[TO BE DONE] Out of the lines below, please list those that hold the string "triangle".

--- Start INPUT ROWS ---

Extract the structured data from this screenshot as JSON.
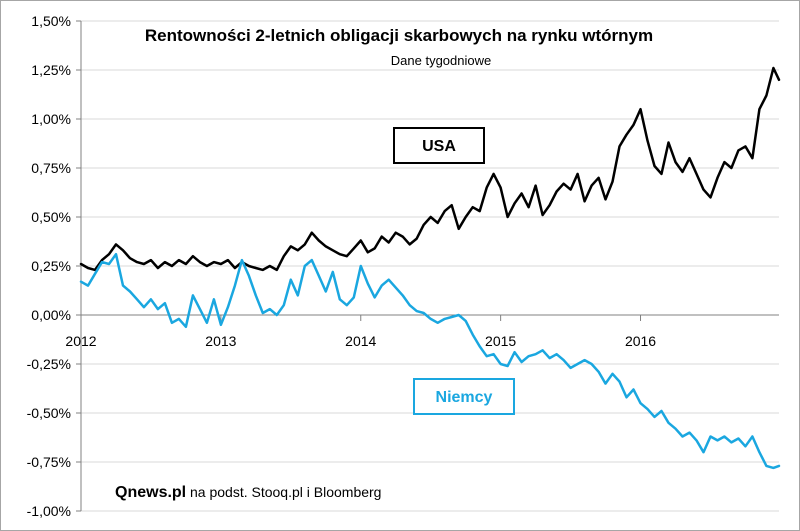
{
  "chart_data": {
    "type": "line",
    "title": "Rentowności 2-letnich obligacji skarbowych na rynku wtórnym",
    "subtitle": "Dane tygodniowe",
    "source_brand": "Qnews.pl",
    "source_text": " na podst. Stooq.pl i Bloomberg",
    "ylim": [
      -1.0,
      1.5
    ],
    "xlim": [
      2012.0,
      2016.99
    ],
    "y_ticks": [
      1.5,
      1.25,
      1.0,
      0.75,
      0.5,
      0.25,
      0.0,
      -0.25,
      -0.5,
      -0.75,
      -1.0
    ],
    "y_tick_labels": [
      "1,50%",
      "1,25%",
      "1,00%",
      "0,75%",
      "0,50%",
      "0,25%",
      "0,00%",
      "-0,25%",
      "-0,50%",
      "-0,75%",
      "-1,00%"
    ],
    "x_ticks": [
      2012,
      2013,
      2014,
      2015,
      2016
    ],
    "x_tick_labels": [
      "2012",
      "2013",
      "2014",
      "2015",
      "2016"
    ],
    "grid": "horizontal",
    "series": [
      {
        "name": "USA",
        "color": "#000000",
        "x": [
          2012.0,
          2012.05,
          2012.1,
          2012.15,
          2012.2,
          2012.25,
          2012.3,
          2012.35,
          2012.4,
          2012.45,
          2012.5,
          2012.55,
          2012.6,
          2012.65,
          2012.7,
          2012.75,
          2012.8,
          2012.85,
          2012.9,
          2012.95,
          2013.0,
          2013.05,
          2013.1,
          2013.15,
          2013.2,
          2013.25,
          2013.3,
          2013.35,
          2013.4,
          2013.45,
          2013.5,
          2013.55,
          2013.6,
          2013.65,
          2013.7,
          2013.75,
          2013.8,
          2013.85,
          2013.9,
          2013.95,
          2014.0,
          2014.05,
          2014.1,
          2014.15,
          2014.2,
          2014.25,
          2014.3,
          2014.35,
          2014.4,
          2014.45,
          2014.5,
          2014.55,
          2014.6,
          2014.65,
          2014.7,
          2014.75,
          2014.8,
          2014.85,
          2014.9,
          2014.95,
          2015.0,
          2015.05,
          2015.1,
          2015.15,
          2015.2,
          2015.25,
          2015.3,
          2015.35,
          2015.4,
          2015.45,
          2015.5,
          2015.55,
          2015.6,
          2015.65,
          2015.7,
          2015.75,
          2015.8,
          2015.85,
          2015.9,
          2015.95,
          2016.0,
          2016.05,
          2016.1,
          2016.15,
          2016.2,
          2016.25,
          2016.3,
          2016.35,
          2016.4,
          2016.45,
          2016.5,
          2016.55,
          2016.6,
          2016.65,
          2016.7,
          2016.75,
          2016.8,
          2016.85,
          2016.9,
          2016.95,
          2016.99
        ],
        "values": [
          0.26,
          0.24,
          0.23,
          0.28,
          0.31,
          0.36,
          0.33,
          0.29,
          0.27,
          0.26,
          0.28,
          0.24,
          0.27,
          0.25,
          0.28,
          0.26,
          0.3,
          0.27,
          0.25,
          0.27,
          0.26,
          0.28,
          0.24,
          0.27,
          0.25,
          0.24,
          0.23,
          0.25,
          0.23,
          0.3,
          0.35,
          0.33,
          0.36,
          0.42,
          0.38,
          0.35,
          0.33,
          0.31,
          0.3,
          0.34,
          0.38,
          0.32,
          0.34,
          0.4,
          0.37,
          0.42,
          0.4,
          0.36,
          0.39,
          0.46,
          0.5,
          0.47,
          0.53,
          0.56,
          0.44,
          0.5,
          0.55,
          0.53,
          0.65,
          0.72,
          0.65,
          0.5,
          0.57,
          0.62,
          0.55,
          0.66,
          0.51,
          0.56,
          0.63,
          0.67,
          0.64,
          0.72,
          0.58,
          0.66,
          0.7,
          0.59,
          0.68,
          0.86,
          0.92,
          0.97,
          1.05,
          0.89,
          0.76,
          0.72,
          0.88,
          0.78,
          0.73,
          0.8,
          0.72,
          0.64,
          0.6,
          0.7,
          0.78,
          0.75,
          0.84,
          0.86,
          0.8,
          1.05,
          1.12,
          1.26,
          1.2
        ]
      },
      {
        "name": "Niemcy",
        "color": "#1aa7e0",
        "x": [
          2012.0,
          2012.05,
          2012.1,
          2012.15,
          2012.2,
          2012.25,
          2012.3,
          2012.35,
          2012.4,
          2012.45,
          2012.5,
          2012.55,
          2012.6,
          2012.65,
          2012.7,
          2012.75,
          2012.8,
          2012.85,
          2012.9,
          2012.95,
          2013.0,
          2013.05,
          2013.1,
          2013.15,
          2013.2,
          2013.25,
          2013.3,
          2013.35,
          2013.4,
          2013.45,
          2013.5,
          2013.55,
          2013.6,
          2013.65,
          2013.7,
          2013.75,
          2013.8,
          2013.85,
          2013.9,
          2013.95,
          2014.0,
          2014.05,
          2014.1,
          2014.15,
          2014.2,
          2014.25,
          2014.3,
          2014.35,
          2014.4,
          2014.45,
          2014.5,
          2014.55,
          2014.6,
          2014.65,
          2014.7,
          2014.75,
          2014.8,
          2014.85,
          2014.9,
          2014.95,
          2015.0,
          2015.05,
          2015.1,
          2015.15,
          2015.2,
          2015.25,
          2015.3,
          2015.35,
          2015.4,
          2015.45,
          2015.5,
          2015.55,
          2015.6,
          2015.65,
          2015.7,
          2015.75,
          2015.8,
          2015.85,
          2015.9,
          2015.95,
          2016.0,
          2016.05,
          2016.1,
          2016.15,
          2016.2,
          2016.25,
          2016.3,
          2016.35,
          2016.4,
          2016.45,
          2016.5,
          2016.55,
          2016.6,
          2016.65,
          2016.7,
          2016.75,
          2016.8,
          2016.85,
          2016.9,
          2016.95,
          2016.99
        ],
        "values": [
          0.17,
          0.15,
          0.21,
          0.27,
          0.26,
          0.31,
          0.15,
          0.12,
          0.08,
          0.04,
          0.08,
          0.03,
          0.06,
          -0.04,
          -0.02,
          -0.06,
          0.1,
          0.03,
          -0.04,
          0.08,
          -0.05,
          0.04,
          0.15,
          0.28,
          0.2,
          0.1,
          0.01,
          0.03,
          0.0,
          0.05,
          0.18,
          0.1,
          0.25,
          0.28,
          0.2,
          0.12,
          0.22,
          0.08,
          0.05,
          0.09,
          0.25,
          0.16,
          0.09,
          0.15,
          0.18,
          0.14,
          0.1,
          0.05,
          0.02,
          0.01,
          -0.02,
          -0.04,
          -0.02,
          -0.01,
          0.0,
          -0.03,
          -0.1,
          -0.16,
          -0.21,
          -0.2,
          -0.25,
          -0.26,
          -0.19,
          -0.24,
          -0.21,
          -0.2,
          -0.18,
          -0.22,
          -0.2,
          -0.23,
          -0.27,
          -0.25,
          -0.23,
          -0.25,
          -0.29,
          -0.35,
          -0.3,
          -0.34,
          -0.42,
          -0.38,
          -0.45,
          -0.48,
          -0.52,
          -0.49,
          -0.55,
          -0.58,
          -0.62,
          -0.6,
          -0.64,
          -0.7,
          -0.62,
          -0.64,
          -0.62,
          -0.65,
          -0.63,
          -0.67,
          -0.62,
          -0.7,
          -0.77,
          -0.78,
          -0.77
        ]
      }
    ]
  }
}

--- End INPUT ROWS ---
--- Start INPUT ROWS ---

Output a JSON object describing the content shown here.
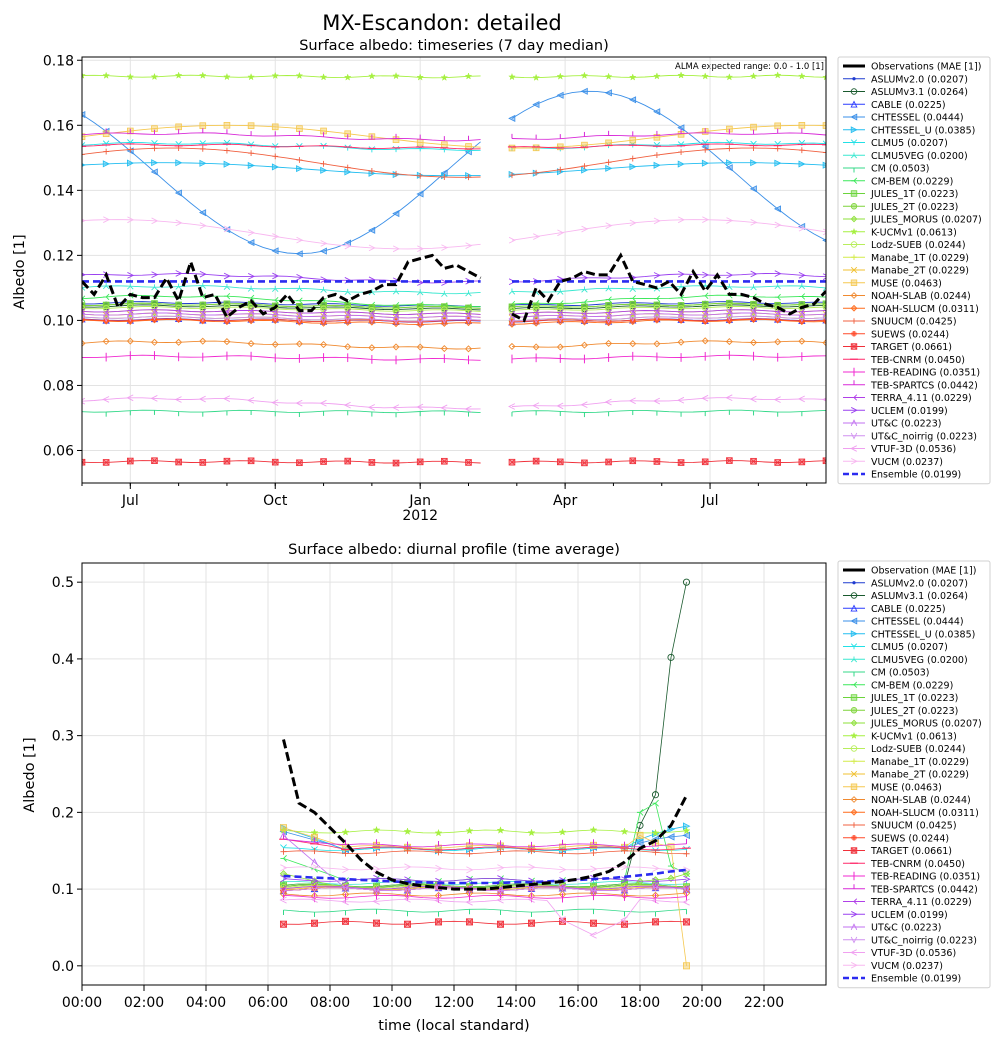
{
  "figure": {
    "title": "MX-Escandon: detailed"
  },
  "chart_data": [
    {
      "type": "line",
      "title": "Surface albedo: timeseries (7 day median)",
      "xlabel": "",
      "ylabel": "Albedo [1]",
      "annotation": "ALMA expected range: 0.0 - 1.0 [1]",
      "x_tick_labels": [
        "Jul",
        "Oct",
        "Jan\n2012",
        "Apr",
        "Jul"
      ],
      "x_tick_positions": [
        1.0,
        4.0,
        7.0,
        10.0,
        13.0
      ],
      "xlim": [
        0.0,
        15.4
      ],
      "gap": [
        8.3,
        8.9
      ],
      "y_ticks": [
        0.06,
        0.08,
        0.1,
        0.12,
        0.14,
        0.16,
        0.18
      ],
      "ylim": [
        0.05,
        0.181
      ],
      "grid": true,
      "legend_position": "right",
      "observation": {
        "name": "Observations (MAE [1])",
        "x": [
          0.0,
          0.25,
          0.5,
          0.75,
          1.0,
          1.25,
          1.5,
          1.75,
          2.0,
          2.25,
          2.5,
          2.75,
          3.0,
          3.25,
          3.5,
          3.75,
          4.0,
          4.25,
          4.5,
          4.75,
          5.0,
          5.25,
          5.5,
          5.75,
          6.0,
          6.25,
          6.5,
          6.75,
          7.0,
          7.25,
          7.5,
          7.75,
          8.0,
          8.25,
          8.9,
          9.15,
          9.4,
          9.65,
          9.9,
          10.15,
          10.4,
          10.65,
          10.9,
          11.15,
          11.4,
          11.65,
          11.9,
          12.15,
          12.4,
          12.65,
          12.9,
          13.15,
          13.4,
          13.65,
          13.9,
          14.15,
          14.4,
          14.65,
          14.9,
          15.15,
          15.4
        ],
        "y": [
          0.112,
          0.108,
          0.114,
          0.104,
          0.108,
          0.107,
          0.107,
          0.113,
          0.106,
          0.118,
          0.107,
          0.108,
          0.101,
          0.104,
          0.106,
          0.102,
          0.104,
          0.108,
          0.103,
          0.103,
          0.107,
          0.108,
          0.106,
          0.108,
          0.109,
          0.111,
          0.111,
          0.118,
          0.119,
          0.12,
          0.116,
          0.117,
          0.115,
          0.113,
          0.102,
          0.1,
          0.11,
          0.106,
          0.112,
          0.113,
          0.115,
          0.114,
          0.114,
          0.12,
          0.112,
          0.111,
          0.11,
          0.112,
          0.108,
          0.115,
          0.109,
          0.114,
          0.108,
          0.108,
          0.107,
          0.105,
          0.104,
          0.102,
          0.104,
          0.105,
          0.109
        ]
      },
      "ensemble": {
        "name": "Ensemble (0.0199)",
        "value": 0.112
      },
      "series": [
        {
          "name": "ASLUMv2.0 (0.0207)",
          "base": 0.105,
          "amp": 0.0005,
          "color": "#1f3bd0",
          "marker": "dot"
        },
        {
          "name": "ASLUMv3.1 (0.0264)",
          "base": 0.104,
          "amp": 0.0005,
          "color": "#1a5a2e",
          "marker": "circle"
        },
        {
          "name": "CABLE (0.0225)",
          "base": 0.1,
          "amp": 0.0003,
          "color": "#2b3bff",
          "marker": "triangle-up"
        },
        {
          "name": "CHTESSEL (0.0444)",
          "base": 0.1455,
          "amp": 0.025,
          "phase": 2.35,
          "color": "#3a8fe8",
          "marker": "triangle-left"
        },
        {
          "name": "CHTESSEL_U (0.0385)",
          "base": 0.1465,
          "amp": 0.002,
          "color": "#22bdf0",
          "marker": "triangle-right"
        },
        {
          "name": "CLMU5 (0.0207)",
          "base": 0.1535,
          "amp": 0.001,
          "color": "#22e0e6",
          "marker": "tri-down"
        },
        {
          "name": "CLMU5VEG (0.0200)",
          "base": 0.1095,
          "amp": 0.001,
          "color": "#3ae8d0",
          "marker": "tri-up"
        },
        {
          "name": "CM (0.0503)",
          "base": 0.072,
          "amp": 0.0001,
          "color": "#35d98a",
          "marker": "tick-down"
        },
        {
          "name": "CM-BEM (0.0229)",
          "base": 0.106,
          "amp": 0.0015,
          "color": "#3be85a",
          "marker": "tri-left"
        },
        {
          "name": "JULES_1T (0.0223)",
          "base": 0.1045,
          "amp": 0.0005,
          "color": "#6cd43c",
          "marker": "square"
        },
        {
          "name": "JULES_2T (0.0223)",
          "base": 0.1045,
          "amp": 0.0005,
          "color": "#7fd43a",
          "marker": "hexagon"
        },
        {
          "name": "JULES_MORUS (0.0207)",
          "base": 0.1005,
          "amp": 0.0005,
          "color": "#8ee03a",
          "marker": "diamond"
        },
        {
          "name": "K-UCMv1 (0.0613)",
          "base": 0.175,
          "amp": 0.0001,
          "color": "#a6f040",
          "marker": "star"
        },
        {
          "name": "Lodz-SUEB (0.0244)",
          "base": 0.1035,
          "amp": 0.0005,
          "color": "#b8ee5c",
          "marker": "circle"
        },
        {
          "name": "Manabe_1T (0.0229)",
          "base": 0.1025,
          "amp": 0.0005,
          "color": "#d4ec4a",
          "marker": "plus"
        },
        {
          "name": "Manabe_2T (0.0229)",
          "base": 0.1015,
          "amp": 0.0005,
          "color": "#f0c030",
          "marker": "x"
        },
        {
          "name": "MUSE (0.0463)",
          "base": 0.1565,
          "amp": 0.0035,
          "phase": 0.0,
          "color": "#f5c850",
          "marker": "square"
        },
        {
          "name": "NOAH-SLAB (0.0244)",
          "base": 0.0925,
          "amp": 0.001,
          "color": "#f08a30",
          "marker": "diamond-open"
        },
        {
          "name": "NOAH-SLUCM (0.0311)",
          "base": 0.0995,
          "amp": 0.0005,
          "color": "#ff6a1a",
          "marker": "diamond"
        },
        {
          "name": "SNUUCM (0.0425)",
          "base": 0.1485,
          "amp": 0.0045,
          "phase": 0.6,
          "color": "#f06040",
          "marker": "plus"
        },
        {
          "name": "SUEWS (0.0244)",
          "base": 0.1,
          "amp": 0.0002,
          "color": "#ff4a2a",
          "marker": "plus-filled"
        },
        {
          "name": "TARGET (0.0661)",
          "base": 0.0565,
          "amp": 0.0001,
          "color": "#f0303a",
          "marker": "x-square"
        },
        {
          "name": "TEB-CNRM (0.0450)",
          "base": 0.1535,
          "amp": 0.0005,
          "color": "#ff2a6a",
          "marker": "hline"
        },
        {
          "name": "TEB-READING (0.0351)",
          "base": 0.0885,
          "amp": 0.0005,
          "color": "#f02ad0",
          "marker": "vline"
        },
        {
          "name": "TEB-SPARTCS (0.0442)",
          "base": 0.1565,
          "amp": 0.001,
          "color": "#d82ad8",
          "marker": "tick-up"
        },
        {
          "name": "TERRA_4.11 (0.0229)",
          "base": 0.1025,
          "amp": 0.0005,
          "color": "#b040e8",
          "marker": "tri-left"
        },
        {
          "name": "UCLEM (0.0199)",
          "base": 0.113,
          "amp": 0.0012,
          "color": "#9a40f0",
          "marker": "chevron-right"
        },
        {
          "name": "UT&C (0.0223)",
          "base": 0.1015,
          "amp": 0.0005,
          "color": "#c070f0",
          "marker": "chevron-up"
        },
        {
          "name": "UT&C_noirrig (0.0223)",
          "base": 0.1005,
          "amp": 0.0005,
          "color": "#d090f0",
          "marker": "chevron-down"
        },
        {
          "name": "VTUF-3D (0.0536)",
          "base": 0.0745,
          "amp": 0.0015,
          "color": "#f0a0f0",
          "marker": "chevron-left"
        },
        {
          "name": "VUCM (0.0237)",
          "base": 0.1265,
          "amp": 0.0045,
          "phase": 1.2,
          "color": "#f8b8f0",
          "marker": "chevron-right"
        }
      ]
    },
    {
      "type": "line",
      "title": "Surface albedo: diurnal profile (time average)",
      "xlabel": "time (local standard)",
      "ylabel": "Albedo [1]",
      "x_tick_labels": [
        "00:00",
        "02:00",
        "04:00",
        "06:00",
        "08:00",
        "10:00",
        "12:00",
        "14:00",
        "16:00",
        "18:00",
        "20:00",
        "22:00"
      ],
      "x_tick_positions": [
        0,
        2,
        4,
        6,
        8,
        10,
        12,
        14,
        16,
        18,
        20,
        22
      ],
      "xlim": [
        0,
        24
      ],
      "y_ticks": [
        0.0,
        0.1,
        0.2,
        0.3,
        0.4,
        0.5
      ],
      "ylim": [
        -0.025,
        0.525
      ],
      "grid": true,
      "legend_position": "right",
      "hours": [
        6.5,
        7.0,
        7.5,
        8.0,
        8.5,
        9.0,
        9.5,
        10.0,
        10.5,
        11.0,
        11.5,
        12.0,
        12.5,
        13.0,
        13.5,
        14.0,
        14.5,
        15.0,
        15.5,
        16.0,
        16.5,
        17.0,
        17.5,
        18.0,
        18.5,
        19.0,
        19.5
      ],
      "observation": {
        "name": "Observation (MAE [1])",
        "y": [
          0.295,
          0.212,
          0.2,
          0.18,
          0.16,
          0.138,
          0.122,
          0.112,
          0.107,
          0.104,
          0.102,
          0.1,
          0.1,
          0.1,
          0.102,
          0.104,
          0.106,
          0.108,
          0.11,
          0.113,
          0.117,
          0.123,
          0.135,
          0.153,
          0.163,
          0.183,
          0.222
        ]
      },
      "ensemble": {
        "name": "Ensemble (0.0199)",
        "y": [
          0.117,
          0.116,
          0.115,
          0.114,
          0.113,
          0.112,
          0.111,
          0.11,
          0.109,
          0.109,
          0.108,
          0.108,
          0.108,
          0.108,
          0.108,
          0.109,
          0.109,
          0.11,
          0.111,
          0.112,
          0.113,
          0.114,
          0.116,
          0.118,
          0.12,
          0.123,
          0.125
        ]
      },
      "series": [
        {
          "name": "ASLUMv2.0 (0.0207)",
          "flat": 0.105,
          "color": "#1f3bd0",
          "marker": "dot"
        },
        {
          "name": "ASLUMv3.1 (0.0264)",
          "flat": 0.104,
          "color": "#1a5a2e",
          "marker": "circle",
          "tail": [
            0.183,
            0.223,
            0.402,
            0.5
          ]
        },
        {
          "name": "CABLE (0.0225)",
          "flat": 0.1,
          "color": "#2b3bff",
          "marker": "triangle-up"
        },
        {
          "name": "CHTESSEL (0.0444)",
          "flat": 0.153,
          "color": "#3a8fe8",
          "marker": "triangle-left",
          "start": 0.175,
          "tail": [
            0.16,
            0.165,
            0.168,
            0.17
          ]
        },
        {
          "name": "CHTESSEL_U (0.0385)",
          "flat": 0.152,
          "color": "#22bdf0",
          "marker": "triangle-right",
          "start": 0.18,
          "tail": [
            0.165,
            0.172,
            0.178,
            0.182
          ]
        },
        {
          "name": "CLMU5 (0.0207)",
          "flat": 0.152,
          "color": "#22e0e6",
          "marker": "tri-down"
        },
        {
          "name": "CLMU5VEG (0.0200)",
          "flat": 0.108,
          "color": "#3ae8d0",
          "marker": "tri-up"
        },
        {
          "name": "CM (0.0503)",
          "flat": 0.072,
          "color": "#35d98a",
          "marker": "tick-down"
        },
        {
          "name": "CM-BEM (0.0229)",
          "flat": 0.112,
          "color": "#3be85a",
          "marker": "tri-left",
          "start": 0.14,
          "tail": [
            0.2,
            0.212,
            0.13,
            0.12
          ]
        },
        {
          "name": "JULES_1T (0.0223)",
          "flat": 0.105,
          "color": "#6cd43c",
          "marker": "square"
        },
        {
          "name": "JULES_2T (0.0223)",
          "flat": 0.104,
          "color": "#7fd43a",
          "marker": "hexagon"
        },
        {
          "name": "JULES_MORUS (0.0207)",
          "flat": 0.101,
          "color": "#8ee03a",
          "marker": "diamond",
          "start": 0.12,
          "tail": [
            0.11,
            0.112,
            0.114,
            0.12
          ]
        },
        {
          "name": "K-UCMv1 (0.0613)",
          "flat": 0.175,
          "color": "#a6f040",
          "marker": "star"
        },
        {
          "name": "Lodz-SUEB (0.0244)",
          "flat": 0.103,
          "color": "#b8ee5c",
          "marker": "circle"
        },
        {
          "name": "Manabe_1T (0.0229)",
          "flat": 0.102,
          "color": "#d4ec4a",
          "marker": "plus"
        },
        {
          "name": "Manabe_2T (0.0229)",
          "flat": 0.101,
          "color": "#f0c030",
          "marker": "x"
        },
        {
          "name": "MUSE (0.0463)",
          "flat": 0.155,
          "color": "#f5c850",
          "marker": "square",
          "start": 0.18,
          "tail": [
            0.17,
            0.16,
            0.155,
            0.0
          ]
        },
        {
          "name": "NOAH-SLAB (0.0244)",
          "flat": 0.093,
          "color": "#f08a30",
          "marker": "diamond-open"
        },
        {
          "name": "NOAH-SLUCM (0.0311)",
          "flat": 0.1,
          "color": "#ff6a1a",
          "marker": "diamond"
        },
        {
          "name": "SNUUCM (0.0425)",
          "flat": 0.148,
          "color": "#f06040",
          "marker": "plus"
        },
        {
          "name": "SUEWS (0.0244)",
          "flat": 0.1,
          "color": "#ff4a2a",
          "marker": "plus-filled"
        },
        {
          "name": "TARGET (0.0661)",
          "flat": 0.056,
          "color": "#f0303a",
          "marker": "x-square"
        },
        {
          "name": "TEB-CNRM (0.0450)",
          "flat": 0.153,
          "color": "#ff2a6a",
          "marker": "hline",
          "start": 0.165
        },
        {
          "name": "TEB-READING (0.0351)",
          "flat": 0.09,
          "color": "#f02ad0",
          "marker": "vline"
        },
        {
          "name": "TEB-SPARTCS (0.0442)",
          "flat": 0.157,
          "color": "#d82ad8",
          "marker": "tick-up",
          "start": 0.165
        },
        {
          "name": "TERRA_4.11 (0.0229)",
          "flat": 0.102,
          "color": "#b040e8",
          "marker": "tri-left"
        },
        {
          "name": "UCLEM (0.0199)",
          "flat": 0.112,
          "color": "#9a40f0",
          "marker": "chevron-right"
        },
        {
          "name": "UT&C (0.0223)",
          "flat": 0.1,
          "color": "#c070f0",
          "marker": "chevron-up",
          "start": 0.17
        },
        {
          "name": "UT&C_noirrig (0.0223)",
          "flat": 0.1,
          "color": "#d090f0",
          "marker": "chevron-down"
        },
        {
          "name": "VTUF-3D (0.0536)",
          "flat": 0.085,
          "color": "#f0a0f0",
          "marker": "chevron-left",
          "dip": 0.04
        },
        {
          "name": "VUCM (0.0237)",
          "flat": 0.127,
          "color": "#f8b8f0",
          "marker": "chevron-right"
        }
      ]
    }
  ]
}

--- End INPUT ROWS ---

[TASK OUTPUT]
          "marker": "triangle-up"
          "marker": "triangle-left"
          "marker": "triangle-right"
          "marker": "triangle-up"
          "marker": "triangle-left",
          "marker": "triangle-right",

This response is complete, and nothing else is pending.